■ Job
Where a line contains the string "moins", copy that line.

(Saved data entries)
────────────────────

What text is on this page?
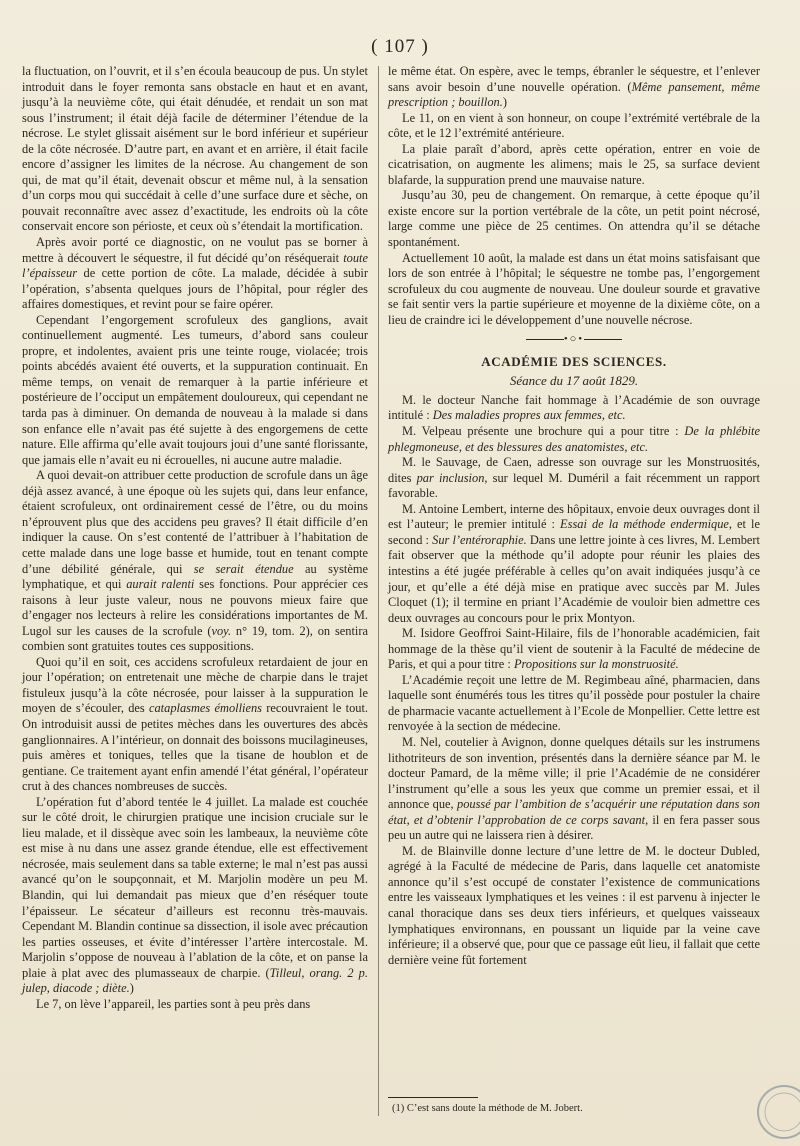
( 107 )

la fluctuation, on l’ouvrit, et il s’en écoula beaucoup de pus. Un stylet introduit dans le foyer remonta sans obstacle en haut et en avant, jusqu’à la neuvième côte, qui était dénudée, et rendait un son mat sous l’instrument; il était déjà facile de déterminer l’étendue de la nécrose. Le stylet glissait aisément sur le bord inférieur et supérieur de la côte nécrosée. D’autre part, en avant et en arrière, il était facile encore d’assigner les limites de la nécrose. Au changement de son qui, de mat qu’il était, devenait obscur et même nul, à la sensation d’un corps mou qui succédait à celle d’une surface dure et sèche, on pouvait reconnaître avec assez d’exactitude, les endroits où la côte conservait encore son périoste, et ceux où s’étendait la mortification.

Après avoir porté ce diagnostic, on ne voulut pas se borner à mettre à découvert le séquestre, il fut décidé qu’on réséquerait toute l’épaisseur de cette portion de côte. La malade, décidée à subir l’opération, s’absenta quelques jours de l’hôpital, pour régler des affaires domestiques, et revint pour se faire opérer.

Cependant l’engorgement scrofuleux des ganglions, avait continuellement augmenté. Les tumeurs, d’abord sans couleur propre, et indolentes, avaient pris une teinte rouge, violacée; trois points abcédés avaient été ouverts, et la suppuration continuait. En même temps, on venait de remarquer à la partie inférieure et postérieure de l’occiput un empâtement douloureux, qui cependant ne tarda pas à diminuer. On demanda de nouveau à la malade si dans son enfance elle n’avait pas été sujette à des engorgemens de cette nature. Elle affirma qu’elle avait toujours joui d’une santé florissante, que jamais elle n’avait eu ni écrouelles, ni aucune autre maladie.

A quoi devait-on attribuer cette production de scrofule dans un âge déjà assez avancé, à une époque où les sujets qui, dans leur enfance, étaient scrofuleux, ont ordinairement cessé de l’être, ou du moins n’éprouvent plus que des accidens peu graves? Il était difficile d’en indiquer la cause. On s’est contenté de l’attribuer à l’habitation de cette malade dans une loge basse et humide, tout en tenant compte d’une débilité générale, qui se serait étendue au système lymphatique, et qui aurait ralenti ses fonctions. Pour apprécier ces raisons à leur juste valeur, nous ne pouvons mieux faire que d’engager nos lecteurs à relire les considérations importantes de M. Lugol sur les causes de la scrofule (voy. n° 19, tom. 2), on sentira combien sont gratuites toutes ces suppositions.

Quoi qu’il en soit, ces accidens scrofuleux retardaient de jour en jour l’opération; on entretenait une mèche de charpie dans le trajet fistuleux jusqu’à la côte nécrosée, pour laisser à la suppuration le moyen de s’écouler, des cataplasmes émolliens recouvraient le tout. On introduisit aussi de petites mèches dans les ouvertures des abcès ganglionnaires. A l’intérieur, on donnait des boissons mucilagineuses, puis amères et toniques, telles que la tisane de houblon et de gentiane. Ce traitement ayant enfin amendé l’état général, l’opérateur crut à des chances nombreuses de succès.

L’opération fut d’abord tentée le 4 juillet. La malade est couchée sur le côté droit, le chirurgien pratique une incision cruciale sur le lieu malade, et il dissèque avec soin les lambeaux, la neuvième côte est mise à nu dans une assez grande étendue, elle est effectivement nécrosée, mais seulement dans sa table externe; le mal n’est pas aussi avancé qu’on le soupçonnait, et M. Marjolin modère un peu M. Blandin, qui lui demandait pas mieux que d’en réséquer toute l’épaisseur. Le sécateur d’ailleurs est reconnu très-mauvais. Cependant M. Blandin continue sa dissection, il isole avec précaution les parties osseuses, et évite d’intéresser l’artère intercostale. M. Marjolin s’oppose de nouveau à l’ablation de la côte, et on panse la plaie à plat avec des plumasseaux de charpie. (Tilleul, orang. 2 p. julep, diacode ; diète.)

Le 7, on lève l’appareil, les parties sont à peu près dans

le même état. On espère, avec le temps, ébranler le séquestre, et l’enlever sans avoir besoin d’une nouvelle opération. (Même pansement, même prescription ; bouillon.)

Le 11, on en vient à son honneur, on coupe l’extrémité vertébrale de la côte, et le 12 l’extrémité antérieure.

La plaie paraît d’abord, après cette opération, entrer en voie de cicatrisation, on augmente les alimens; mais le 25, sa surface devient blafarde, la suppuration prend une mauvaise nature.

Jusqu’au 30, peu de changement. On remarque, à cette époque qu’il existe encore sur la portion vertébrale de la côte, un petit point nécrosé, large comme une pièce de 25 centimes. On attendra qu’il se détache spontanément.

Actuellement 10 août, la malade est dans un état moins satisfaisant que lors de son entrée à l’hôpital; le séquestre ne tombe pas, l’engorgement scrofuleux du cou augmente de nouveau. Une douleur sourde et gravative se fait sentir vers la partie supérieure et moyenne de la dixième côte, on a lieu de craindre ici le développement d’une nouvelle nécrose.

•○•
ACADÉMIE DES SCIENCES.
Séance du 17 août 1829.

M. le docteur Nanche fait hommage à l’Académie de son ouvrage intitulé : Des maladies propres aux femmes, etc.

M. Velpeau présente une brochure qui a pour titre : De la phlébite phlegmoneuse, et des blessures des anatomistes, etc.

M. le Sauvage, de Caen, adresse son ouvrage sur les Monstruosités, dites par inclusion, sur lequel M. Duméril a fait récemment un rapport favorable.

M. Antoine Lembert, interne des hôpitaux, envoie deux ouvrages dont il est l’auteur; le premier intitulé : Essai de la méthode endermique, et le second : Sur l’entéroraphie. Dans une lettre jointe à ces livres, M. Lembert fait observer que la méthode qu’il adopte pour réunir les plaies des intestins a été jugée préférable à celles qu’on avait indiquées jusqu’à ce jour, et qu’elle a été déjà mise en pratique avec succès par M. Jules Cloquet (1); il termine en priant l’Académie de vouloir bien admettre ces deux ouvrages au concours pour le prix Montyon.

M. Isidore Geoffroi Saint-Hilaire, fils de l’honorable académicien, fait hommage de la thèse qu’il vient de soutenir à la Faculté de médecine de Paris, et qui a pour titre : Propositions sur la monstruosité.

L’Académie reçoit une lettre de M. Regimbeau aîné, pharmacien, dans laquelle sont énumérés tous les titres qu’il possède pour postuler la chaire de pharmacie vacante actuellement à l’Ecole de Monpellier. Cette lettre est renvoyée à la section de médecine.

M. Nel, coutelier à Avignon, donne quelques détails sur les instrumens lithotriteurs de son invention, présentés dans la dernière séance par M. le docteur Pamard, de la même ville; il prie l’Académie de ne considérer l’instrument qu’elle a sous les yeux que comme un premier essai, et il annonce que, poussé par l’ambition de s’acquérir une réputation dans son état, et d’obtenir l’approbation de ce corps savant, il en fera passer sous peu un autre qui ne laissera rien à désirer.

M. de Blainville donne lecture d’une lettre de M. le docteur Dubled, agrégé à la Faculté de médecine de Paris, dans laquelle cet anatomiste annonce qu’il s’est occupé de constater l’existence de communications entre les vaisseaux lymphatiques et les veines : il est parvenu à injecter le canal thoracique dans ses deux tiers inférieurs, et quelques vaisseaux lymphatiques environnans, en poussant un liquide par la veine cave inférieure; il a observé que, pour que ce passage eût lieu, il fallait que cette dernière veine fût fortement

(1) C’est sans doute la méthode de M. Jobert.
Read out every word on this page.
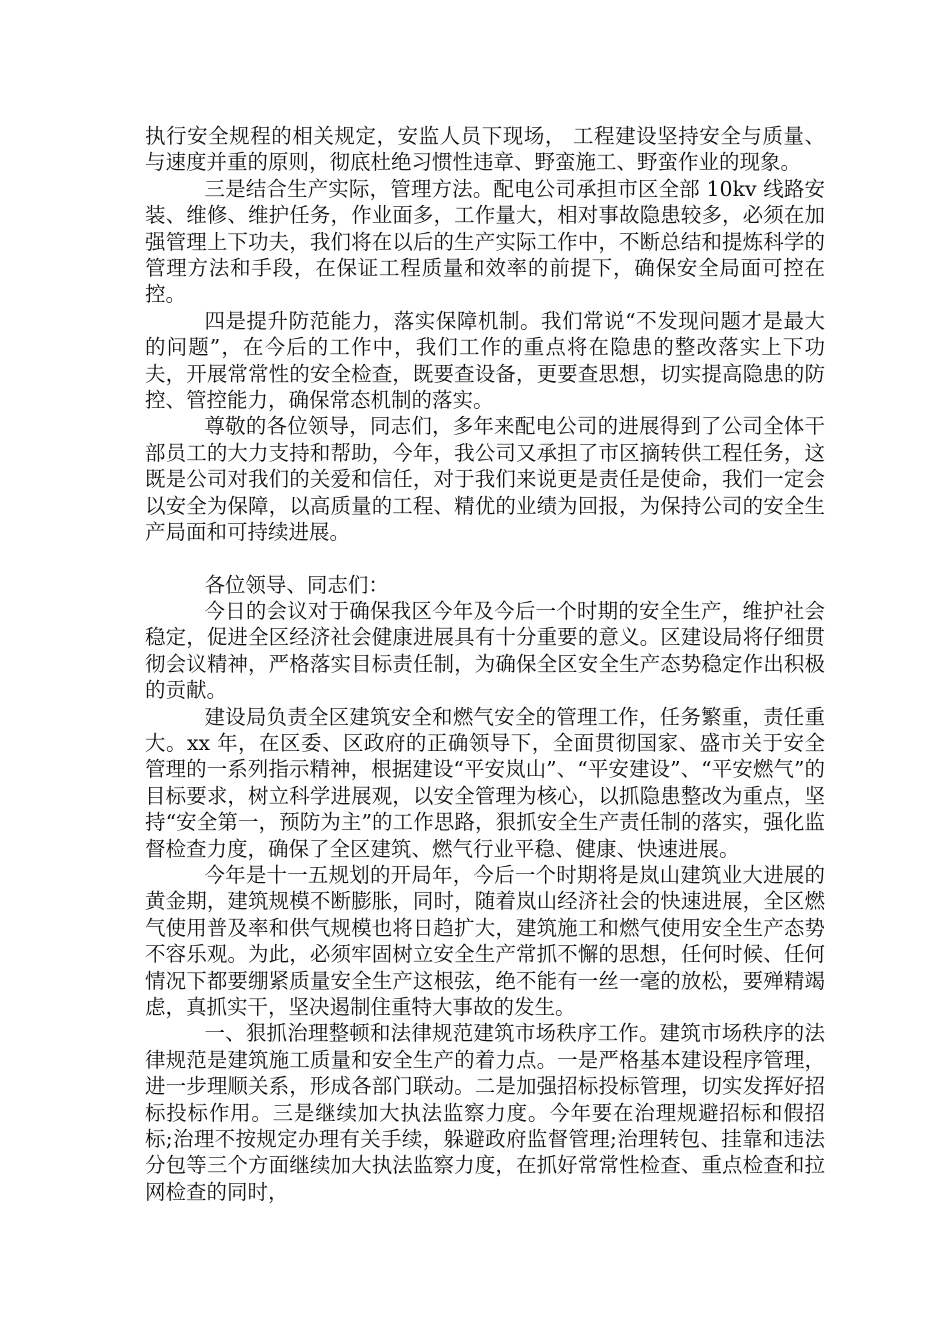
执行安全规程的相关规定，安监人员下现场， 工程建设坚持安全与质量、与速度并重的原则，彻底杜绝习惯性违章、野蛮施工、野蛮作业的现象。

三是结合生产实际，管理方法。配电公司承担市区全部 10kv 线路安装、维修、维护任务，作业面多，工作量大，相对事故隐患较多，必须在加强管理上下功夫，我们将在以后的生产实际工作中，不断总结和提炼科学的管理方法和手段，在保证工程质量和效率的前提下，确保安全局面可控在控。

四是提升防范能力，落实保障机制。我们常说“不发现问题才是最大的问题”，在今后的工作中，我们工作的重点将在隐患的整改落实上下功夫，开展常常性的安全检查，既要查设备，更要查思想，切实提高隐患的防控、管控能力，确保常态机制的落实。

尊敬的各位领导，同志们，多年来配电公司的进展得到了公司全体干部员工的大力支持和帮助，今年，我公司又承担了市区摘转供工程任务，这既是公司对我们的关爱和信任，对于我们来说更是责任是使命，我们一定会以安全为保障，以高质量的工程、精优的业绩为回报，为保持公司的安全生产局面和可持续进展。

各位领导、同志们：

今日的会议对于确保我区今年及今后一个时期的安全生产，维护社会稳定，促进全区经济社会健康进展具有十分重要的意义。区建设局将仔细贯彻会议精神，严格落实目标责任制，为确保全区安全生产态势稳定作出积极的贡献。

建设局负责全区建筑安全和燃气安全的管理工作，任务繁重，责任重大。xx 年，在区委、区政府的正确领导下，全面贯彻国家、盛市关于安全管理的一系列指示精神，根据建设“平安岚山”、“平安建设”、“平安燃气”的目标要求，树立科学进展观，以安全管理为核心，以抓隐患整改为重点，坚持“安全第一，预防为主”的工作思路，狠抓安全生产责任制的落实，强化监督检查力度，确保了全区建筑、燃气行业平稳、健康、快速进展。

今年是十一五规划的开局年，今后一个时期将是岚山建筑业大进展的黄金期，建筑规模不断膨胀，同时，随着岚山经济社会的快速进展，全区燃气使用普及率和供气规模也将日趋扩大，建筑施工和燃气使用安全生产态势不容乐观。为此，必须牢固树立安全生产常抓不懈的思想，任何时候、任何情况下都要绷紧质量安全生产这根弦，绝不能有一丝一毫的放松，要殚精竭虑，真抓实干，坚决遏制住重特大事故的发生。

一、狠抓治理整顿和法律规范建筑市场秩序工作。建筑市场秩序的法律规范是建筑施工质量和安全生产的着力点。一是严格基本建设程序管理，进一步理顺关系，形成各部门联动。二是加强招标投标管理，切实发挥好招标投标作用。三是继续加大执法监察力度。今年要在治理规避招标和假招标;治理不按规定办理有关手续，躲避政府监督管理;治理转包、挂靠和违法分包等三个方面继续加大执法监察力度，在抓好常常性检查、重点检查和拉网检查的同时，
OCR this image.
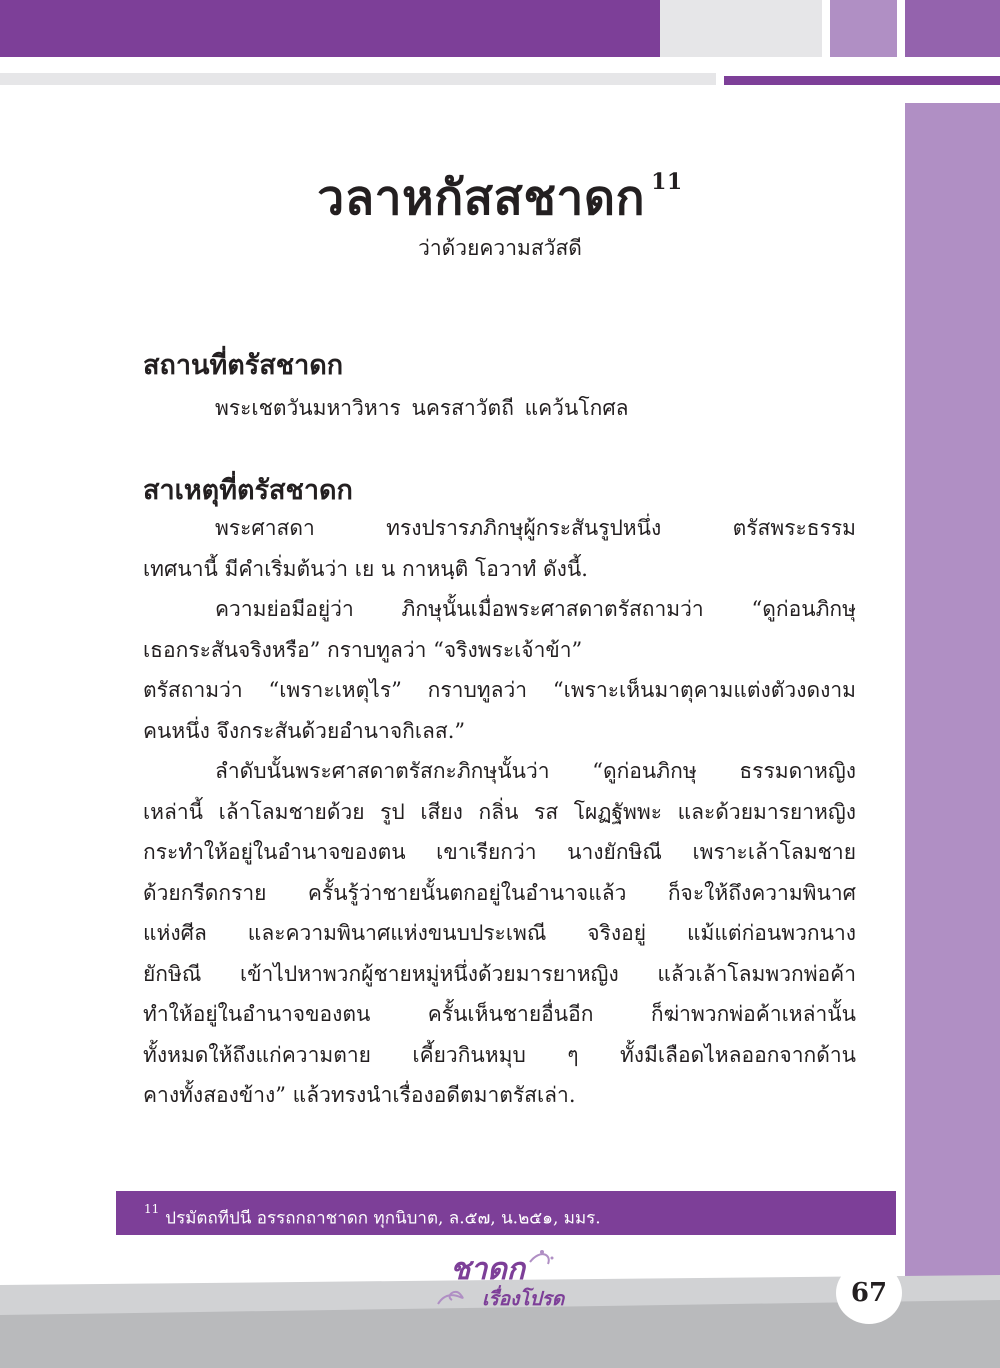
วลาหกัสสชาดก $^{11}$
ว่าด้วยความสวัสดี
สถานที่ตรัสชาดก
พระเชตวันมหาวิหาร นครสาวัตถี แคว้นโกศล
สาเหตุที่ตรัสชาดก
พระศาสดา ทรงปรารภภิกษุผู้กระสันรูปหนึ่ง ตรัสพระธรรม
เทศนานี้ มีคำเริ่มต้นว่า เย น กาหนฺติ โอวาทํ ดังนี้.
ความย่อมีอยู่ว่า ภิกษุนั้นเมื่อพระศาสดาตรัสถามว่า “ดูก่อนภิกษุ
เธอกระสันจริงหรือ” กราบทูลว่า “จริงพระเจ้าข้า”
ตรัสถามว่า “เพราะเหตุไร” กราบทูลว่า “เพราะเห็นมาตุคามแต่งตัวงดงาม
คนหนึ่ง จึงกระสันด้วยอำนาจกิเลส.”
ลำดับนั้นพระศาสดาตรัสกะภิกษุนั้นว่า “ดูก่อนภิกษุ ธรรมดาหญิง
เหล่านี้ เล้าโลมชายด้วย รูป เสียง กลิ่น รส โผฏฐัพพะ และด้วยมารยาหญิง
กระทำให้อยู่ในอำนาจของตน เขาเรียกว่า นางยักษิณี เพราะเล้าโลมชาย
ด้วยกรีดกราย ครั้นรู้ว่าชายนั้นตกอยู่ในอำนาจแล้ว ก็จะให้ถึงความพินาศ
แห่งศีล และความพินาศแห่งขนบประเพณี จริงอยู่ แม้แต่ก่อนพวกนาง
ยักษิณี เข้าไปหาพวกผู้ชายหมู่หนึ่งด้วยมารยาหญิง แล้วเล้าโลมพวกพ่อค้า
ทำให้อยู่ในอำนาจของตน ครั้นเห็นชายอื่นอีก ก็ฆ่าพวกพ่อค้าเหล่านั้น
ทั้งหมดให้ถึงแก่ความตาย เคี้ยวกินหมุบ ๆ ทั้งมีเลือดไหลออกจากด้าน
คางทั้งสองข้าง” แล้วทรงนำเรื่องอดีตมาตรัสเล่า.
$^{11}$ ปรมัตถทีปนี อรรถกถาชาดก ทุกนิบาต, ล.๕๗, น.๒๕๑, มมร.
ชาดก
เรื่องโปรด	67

────────────────────

■ Response below
A quoi devait-on attribuer cette production de scrofule dans un âge déjà assez avancé, à une époque où les sujets qui, dans leur enfance, étaient scrofuleux, ont ordinairement cessé de l’être, ou du moins n’éprouvent plus que des accidens peu graves? Il était difficile d’en indiquer la cause. On s’est contenté de l’attribuer à l’habitation de cette malade dans une loge basse et humide, tout en tenant compte d’une débilité générale, qui se serait étendue au système lymphatique, et qui aurait ralenti ses fonctions. Pour apprécier ces raisons à leur juste valeur, nous ne pouvons mieux faire que d’engager nos lecteurs à relire les considérations importantes de M. Lugol sur les causes de la scrofule (voy. n° 19, tom. 2), on sentira combien sont gratuites toutes ces suppositions.
Actuellement 10 août, la malade est dans un état moins satisfaisant que lors de son entrée à l’hôpital; le séquestre ne tombe pas, l’engorgement scrofuleux du cou augmente de nouveau. Une douleur sourde et gravative se fait sentir vers la partie supérieure et moyenne de la dixième côte, on a lieu de craindre ici le développement d’une nouvelle nécrose.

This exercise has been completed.